• [SUPPLIED INFORMATION]
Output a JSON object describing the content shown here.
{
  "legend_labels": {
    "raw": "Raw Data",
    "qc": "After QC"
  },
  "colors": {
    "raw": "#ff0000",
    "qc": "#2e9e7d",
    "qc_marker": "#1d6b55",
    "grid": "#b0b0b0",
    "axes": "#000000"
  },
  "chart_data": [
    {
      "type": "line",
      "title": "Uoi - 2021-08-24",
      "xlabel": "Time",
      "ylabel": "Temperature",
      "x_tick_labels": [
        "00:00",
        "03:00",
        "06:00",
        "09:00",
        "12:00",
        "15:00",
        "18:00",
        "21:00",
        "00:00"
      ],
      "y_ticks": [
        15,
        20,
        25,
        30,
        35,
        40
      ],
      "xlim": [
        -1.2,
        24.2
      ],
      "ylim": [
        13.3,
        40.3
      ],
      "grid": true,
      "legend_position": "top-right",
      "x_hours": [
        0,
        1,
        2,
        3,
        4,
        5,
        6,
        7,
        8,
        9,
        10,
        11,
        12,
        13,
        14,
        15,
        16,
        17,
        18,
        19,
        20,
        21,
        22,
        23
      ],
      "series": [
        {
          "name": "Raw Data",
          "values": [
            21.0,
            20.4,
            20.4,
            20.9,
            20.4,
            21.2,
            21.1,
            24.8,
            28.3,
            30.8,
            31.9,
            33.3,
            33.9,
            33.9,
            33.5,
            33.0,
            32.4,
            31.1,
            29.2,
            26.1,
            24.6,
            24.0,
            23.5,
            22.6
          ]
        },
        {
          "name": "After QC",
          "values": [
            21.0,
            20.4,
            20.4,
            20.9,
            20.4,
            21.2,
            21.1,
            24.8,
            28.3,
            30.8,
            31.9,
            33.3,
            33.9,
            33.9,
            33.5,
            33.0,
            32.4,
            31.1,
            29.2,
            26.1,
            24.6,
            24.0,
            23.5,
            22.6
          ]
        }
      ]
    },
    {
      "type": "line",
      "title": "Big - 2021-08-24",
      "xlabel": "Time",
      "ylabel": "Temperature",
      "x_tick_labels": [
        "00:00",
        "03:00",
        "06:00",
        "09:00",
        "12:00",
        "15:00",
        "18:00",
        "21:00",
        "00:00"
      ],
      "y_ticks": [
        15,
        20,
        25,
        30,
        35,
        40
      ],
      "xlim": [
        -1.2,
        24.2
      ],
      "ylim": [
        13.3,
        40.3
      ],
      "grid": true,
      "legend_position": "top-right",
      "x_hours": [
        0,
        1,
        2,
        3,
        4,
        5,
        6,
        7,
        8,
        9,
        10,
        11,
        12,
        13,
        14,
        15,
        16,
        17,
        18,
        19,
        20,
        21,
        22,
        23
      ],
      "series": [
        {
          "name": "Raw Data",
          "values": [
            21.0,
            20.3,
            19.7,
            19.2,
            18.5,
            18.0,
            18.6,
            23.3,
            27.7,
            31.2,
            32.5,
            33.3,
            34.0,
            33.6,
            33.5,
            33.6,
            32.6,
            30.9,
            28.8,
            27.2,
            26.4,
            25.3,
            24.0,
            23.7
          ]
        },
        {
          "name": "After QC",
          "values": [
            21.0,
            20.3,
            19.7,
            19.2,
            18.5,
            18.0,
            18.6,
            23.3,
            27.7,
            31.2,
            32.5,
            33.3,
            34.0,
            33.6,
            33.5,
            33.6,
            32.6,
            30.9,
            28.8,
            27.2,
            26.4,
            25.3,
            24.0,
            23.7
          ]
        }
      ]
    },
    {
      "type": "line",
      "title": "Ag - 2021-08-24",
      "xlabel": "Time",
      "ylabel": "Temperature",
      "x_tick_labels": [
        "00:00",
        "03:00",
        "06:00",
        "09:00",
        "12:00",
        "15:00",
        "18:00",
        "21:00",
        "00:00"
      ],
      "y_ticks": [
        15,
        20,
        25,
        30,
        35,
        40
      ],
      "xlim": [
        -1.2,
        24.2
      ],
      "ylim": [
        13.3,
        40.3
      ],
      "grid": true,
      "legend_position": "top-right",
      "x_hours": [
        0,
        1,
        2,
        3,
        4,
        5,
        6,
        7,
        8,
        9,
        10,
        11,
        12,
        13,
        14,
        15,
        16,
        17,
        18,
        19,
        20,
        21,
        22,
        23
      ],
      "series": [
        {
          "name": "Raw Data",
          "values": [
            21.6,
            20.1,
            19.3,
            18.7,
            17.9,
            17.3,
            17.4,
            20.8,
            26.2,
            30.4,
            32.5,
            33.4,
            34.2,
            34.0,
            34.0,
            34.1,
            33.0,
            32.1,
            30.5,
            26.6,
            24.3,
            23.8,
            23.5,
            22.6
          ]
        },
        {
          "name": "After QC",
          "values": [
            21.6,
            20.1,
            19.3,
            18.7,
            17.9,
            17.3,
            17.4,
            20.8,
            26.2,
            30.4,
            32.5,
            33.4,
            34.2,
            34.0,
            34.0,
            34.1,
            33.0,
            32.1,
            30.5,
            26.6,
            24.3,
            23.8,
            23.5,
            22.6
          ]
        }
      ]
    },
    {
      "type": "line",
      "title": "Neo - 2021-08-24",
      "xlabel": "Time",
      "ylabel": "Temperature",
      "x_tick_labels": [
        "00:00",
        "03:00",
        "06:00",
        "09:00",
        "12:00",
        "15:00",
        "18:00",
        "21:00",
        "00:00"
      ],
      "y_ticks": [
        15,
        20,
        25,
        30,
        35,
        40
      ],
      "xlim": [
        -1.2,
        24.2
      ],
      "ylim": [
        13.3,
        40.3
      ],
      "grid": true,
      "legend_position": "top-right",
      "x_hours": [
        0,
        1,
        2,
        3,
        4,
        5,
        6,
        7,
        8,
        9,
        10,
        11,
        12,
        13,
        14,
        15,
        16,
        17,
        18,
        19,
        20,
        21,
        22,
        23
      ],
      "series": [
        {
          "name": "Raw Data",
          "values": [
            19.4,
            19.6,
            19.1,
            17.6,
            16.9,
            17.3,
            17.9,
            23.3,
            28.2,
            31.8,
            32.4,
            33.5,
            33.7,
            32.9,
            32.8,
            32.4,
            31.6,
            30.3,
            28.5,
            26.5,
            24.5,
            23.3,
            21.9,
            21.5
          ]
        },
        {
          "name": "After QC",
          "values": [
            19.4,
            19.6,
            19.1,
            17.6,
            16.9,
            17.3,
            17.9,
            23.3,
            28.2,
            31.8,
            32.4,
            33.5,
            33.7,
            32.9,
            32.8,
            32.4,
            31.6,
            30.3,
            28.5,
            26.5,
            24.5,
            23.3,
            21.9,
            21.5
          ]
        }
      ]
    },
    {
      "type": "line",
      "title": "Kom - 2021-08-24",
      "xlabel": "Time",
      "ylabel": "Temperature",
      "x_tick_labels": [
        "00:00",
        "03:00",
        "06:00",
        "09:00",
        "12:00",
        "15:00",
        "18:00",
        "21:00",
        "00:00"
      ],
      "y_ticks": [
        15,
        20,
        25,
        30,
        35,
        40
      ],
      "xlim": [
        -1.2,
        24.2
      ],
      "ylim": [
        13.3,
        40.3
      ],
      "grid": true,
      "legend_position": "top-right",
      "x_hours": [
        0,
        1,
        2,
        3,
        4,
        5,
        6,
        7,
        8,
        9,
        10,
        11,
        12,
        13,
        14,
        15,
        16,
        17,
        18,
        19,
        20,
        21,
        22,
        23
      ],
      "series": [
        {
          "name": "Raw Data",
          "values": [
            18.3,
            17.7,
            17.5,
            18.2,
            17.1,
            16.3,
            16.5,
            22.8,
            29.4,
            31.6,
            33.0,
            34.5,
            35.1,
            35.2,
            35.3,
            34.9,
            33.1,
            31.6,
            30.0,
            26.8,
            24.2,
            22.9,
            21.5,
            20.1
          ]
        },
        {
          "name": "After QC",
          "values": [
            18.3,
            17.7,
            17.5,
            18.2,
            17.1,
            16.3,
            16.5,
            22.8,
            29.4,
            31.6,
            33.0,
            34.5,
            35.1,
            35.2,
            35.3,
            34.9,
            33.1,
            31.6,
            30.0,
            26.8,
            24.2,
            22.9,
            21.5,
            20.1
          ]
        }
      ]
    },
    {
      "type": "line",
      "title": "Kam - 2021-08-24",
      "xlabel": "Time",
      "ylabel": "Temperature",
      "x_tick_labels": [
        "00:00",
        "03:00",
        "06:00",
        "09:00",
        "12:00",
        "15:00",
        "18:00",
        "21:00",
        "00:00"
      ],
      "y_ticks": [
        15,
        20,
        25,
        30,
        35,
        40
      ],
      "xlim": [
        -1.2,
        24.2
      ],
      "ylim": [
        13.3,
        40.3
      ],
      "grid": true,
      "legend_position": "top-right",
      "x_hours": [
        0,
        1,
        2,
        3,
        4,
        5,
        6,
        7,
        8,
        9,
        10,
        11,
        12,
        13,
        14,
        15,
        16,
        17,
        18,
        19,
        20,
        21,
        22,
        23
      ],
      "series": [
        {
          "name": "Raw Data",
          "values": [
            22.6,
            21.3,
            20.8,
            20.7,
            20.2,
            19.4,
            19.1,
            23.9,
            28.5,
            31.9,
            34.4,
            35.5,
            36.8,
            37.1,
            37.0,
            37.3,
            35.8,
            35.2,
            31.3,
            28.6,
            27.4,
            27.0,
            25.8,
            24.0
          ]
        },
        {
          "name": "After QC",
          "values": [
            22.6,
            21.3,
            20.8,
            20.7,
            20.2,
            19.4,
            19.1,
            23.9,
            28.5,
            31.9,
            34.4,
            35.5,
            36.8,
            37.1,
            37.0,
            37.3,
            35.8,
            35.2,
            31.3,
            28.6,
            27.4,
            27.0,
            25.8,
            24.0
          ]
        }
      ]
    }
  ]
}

• [SHORT TASK] Show every line of the listing in which the string "title" can be found.

• [RESPONSE FOR THIS EXERCISE]
      "title": "Uoi - 2021-08-24",
      "title": "Big - 2021-08-24",
      "title": "Ag - 2021-08-24",
      "title": "Neo - 2021-08-24",
      "title": "Kom - 2021-08-24",
      "title": "Kam - 2021-08-24",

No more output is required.